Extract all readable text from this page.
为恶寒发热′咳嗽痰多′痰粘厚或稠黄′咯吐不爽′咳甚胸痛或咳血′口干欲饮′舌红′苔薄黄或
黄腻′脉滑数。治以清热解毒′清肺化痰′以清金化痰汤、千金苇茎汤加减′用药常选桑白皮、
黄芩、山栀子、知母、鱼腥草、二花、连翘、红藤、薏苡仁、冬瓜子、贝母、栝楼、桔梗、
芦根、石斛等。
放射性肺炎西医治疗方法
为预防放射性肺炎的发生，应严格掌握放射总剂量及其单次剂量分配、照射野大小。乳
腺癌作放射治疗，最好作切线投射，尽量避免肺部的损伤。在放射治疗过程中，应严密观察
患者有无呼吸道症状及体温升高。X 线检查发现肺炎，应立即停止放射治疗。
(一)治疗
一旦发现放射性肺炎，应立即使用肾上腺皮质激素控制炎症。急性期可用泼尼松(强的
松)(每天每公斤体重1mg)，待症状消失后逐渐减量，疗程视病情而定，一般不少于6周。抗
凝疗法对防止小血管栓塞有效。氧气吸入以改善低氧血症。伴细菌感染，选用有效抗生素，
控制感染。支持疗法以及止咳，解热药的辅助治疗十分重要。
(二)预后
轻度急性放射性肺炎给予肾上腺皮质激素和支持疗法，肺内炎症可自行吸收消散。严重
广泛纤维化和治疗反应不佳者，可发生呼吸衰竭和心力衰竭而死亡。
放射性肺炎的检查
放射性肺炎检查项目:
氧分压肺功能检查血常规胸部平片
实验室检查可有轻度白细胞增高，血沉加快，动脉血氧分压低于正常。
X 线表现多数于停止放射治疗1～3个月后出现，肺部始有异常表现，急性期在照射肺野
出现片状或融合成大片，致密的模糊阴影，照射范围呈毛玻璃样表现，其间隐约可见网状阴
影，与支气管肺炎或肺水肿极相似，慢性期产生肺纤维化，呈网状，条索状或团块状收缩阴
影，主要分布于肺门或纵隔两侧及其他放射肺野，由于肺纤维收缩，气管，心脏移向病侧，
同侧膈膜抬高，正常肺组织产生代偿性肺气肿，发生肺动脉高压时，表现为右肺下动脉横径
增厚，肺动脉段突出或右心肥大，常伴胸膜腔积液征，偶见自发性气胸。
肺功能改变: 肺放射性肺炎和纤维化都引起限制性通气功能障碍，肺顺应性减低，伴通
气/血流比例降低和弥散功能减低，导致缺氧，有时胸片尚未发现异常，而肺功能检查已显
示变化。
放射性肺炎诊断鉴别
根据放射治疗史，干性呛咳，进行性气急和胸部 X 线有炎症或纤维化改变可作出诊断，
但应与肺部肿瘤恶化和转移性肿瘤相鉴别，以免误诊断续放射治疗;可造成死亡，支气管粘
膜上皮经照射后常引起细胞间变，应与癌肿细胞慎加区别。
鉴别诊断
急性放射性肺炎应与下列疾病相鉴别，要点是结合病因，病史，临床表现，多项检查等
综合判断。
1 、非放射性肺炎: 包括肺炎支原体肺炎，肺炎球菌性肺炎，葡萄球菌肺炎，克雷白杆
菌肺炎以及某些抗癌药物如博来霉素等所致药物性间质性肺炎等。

Exercise directions:
Your task is to quote all of the data word for word.

Written response:
Extract all readable text from this page.
为恶寒发热′咳嗽痰多′痰粘厚或稠黄′咯吐不爽′咳甚胸痛或咳血′口干欲饮′舌红′苔薄黄或
黄腻′脉滑数。治以清热解毒′清肺化痰′以清金化痰汤、千金苇茎汤加减′用药常选桑白皮、
黄芩、山栀子、知母、鱼腥草、二花、连翘、红藤、薏苡仁、冬瓜子、贝母、栝楼、桔梗、
芦根、石斛等。
放射性肺炎西医治疗方法
为预防放射性肺炎的发生，应严格掌握放射总剂量及其单次剂量分配、照射野大小。乳
腺癌作放射治疗，最好作切线投射，尽量避免肺部的损伤。在放射治疗过程中，应严密观察
患者有无呼吸道症状及体温升高。X 线检查发现肺炎，应立即停止放射治疗。
(一)治疗
一旦发现放射性肺炎，应立即使用肾上腺皮质激素控制炎症。急性期可用泼尼松(强的
松)(每天每公斤体重1mg)，待症状消失后逐渐减量，疗程视病情而定，一般不少于6周。抗
凝疗法对防止小血管栓塞有效。氧气吸入以改善低氧血症。伴细菌感染，选用有效抗生素，
控制感染。支持疗法以及止咳，解热药的辅助治疗十分重要。
(二)预后
轻度急性放射性肺炎给予肾上腺皮质激素和支持疗法，肺内炎症可自行吸收消散。严重
广泛纤维化和治疗反应不佳者，可发生呼吸衰竭和心力衰竭而死亡。
放射性肺炎的检查
放射性肺炎检查项目:
氧分压肺功能检查血常规胸部平片
实验室检查可有轻度白细胞增高，血沉加快，动脉血氧分压低于正常。
X 线表现多数于停止放射治疗1～3个月后出现，肺部始有异常表现，急性期在照射肺野
出现片状或融合成大片，致密的模糊阴影，照射范围呈毛玻璃样表现，其间隐约可见网状阴
影，与支气管肺炎或肺水肿极相似，慢性期产生肺纤维化，呈网状，条索状或团块状收缩阴
影，主要分布于肺门或纵隔两侧及其他放射肺野，由于肺纤维收缩，气管，心脏移向病侧，
同侧膈膜抬高，正常肺组织产生代偿性肺气肿，发生肺动脉高压时，表现为右肺下动脉横径
增厚，肺动脉段突出或右心肥大，常伴胸膜腔积液征，偶见自发性气胸。
肺功能改变: 肺放射性肺炎和纤维化都引起限制性通气功能障碍，肺顺应性减低，伴通
气/血流比例降低和弥散功能减低，导致缺氧，有时胸片尚未发现异常，而肺功能检查已显
示变化。
放射性肺炎诊断鉴别
根据放射治疗史，干性呛咳，进行性气急和胸部 X 线有炎症或纤维化改变可作出诊断，
但应与肺部肿瘤恶化和转移性肿瘤相鉴别，以免误诊断续放射治疗;可造成死亡，支气管粘
膜上皮经照射后常引起细胞间变，应与癌肿细胞慎加区别。
鉴别诊断
急性放射性肺炎应与下列疾病相鉴别，要点是结合病因，病史，临床表现，多项检查等
综合判断。
1 、非放射性肺炎: 包括肺炎支原体肺炎，肺炎球菌性肺炎，葡萄球菌肺炎，克雷白杆
菌肺炎以及某些抗癌药物如博来霉素等所致药物性间质性肺炎等。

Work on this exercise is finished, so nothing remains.